╭─ Task input

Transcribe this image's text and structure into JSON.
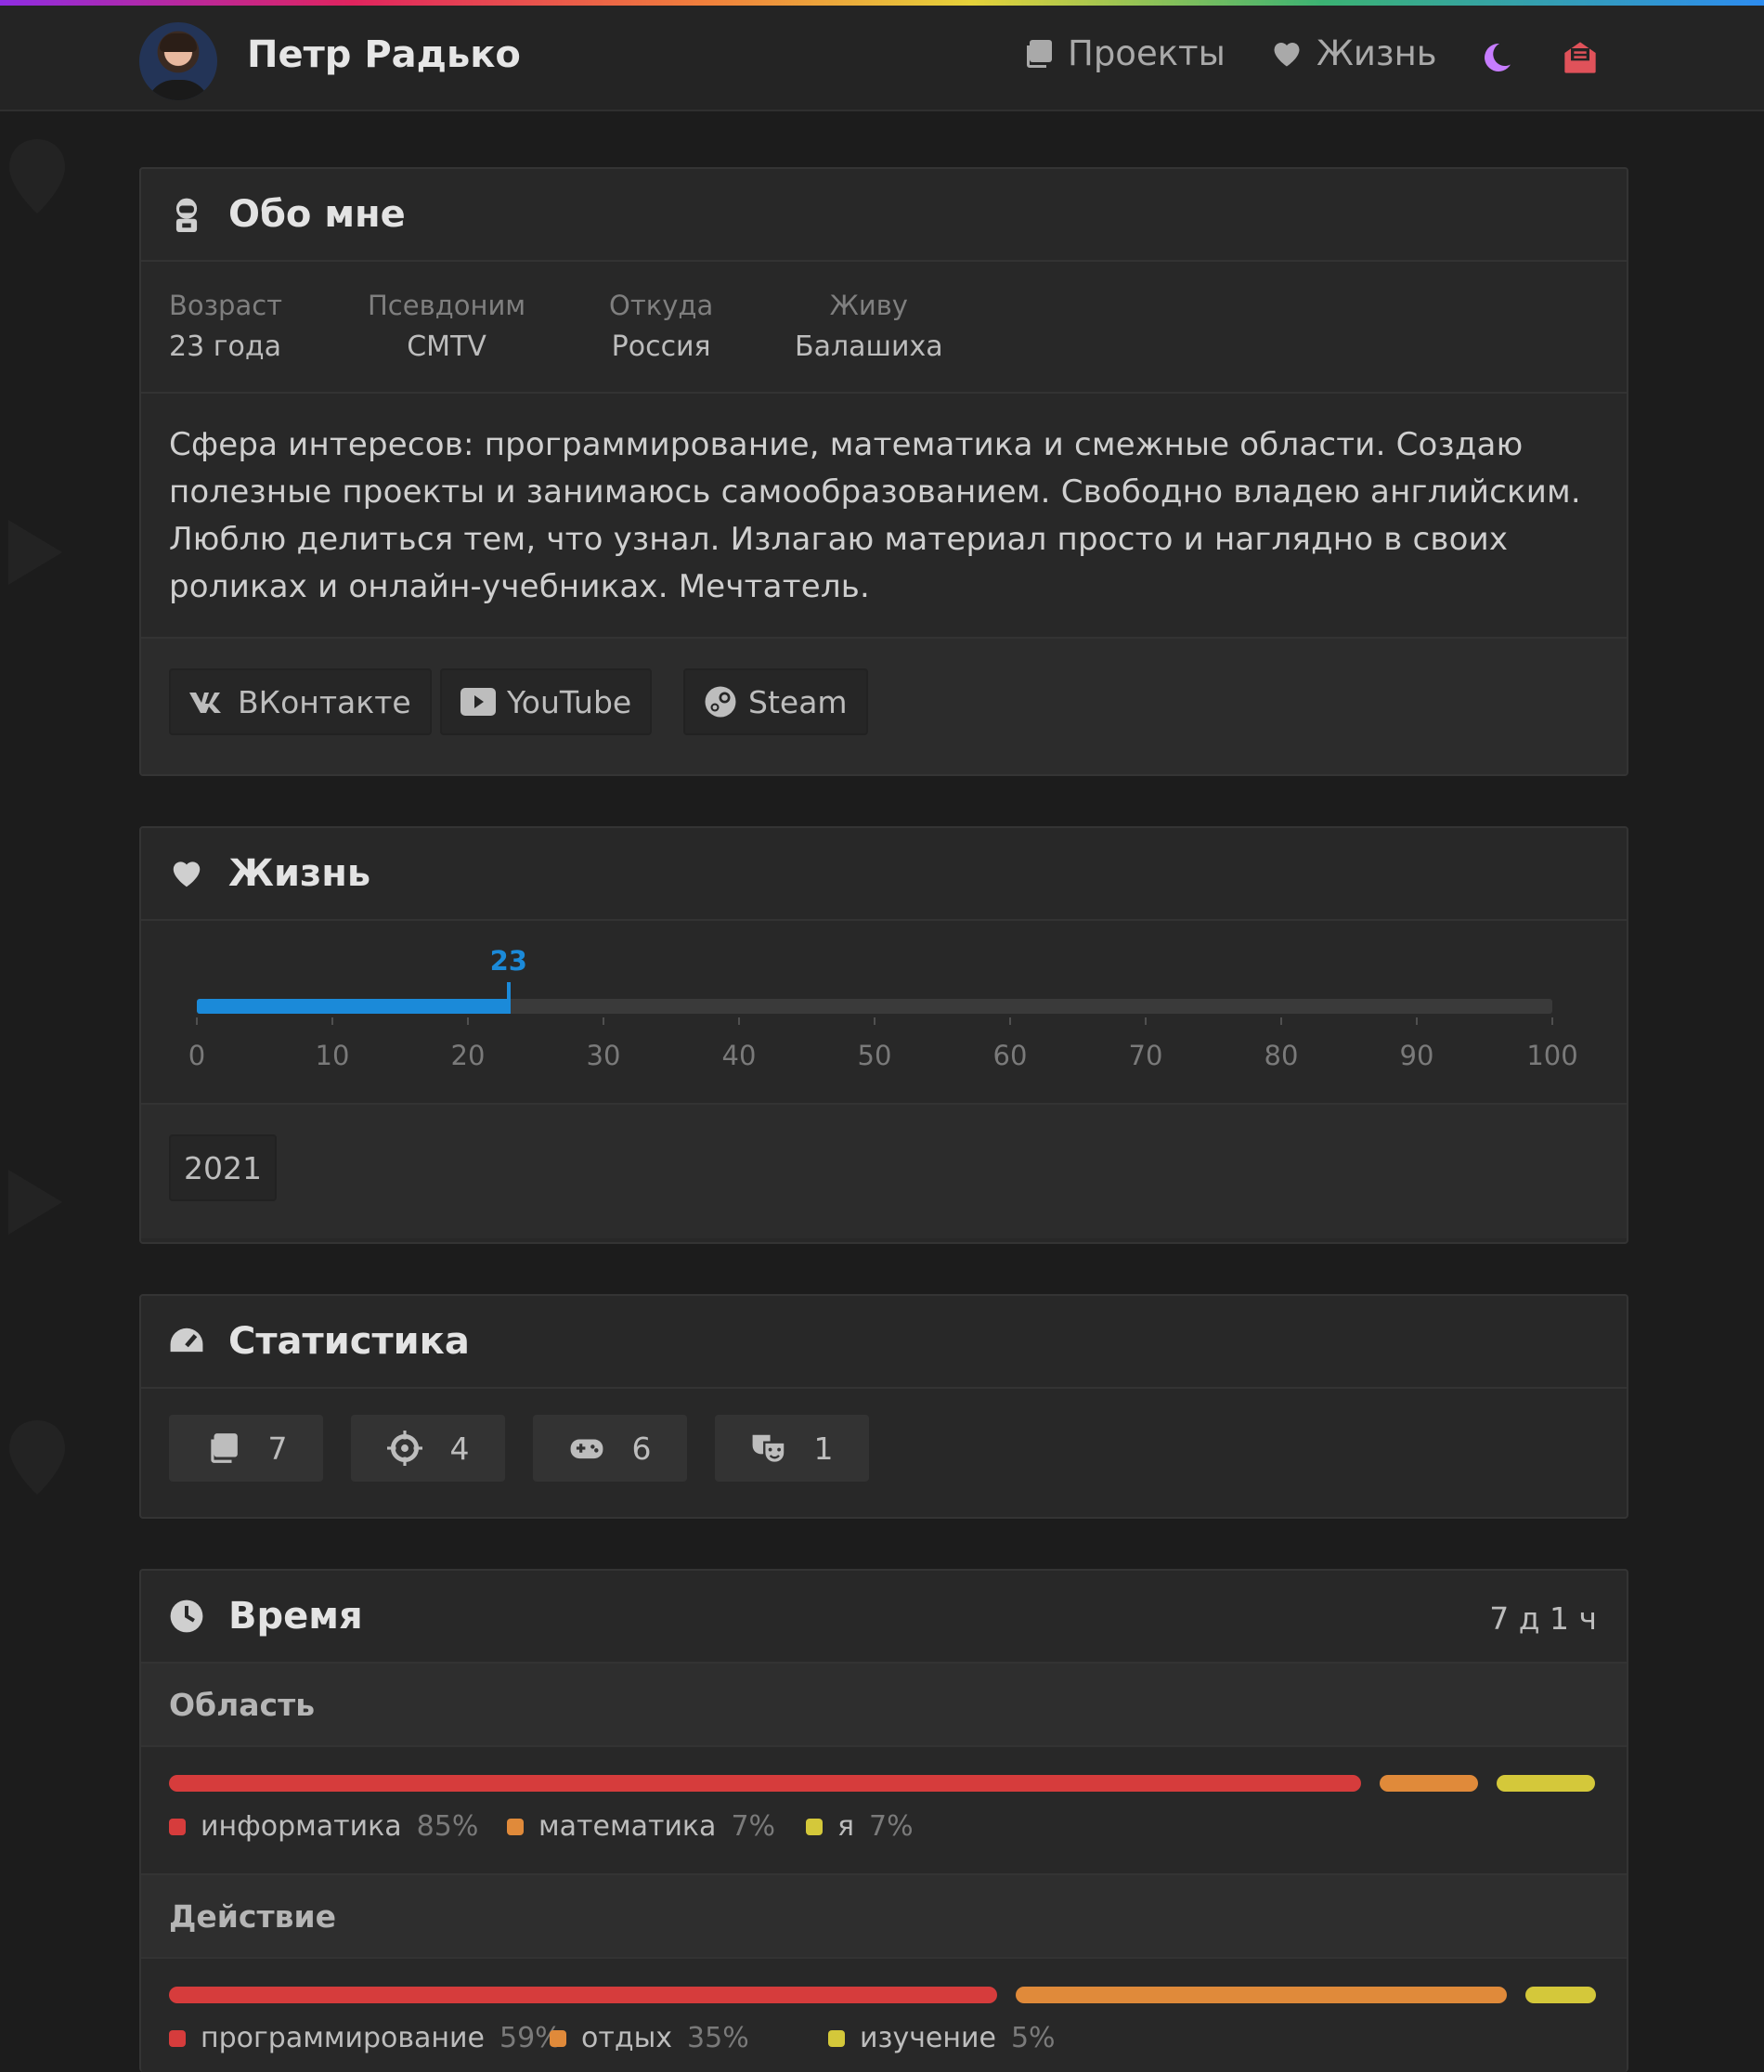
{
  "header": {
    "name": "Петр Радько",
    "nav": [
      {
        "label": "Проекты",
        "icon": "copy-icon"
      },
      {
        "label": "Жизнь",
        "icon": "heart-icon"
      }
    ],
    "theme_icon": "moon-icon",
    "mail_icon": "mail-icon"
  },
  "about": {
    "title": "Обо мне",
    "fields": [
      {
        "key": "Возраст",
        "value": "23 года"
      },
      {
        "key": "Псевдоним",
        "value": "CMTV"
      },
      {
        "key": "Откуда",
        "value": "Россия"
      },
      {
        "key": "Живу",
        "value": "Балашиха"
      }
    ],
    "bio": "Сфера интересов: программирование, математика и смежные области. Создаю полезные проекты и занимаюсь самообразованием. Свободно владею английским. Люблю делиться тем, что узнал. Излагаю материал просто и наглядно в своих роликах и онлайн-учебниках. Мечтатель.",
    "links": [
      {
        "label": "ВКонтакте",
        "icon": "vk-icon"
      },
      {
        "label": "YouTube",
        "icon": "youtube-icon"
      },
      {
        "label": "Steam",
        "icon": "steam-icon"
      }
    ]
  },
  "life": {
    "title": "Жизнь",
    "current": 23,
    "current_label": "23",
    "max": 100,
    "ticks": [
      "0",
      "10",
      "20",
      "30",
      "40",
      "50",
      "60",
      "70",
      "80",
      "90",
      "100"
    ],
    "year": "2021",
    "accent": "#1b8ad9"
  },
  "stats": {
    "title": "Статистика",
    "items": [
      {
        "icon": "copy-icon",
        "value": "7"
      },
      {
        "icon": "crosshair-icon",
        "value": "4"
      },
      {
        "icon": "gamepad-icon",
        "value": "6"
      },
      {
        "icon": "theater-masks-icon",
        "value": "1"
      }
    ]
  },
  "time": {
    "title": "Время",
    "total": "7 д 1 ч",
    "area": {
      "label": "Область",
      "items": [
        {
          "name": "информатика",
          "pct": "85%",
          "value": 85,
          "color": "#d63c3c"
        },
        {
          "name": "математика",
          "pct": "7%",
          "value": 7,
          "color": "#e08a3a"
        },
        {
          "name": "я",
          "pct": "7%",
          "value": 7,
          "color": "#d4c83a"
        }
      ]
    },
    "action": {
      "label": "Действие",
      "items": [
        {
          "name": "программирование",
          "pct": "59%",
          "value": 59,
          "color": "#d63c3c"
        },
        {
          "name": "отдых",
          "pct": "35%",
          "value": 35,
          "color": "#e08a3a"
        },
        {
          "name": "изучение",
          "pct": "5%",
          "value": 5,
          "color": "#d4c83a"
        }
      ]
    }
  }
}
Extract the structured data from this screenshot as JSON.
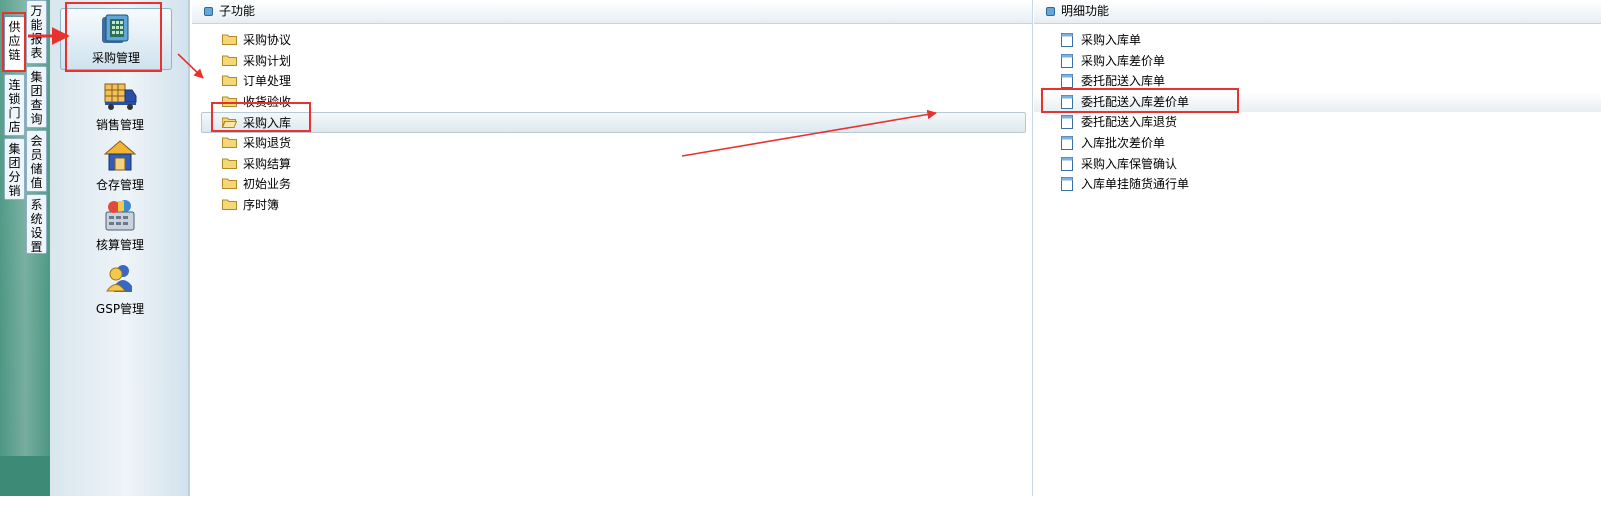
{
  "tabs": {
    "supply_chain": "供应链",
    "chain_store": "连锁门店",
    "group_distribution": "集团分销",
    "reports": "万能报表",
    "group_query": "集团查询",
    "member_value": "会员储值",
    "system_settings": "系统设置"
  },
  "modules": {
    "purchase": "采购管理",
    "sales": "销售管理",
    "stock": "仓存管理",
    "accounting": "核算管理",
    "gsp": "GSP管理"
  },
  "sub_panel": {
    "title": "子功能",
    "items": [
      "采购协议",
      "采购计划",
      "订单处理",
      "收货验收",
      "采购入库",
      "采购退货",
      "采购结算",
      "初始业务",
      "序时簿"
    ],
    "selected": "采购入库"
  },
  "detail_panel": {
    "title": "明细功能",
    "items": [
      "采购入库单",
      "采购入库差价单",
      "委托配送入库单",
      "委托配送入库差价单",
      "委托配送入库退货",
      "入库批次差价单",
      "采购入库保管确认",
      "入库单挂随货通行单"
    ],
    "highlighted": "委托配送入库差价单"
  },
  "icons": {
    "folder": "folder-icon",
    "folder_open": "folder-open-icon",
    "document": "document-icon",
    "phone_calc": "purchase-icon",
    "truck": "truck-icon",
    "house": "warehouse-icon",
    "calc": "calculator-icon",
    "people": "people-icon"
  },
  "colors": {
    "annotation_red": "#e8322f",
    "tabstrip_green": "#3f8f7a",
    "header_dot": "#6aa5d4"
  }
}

╰─

Output every entry verbatim. Pictures do not belong in the copy.

■ **Completed exercise**
Transcribe this image's text and structure into JSON.
{
  "header": {
    "name": "Петр Радько",
    "nav": [
      {
        "label": "Проекты",
        "icon": "copy-icon"
      },
      {
        "label": "Жизнь",
        "icon": "heart-icon"
      }
    ],
    "theme_icon": "moon-icon",
    "mail_icon": "mail-icon"
  },
  "about": {
    "title": "Обо мне",
    "fields": [
      {
        "key": "Возраст",
        "value": "23 года"
      },
      {
        "key": "Псевдоним",
        "value": "CMTV"
      },
      {
        "key": "Откуда",
        "value": "Россия"
      },
      {
        "key": "Живу",
        "value": "Балашиха"
      }
    ],
    "bio": "Сфера интересов: программирование, математика и смежные области. Создаю полезные проекты и занимаюсь самообразованием. Свободно владею английским. Люблю делиться тем, что узнал. Излагаю материал просто и наглядно в своих роликах и онлайн-учебниках. Мечтатель.",
    "links": [
      {
        "label": "ВКонтакте",
        "icon": "vk-icon"
      },
      {
        "label": "YouTube",
        "icon": "youtube-icon"
      },
      {
        "label": "Steam",
        "icon": "steam-icon"
      }
    ]
  },
  "life": {
    "title": "Жизнь",
    "current": 23,
    "current_label": "23",
    "max": 100,
    "ticks": [
      "0",
      "10",
      "20",
      "30",
      "40",
      "50",
      "60",
      "70",
      "80",
      "90",
      "100"
    ],
    "year": "2021",
    "accent": "#1b8ad9"
  },
  "stats": {
    "title": "Статистика",
    "items": [
      {
        "icon": "copy-icon",
        "value": "7"
      },
      {
        "icon": "crosshair-icon",
        "value": "4"
      },
      {
        "icon": "gamepad-icon",
        "value": "6"
      },
      {
        "icon": "theater-masks-icon",
        "value": "1"
      }
    ]
  },
  "time": {
    "title": "Время",
    "total": "7 д 1 ч",
    "area": {
      "label": "Область",
      "items": [
        {
          "name": "информатика",
          "pct": "85%",
          "value": 85,
          "color": "#d63c3c"
        },
        {
          "name": "математика",
          "pct": "7%",
          "value": 7,
          "color": "#e08a3a"
        },
        {
          "name": "я",
          "pct": "7%",
          "value": 7,
          "color": "#d4c83a"
        }
      ]
    },
    "action": {
      "label": "Действие",
      "items": [
        {
          "name": "программирование",
          "pct": "59%",
          "value": 59,
          "color": "#d63c3c"
        },
        {
          "name": "отдых",
          "pct": "35%",
          "value": 35,
          "color": "#e08a3a"
        },
        {
          "name": "изучение",
          "pct": "5%",
          "value": 5,
          "color": "#d4c83a"
        }
      ]
    }
  }
}
Extract the structured data from this screenshot as JSON.
{
  "tabs": {
    "supply_chain": "供应链",
    "chain_store": "连锁门店",
    "group_distribution": "集团分销",
    "reports": "万能报表",
    "group_query": "集团查询",
    "member_value": "会员储值",
    "system_settings": "系统设置"
  },
  "modules": {
    "purchase": "采购管理",
    "sales": "销售管理",
    "stock": "仓存管理",
    "accounting": "核算管理",
    "gsp": "GSP管理"
  },
  "sub_panel": {
    "title": "子功能",
    "items": [
      "采购协议",
      "采购计划",
      "订单处理",
      "收货验收",
      "采购入库",
      "采购退货",
      "采购结算",
      "初始业务",
      "序时簿"
    ],
    "selected": "采购入库"
  },
  "detail_panel": {
    "title": "明细功能",
    "items": [
      "采购入库单",
      "采购入库差价单",
      "委托配送入库单",
      "委托配送入库差价单",
      "委托配送入库退货",
      "入库批次差价单",
      "采购入库保管确认",
      "入库单挂随货通行单"
    ],
    "highlighted": "委托配送入库差价单"
  },
  "icons": {
    "folder": "folder-icon",
    "folder_open": "folder-open-icon",
    "document": "document-icon",
    "phone_calc": "purchase-icon",
    "truck": "truck-icon",
    "house": "warehouse-icon",
    "calc": "calculator-icon",
    "people": "people-icon"
  },
  "colors": {
    "annotation_red": "#e8322f",
    "tabstrip_green": "#3f8f7a",
    "header_dot": "#6aa5d4"
  }
}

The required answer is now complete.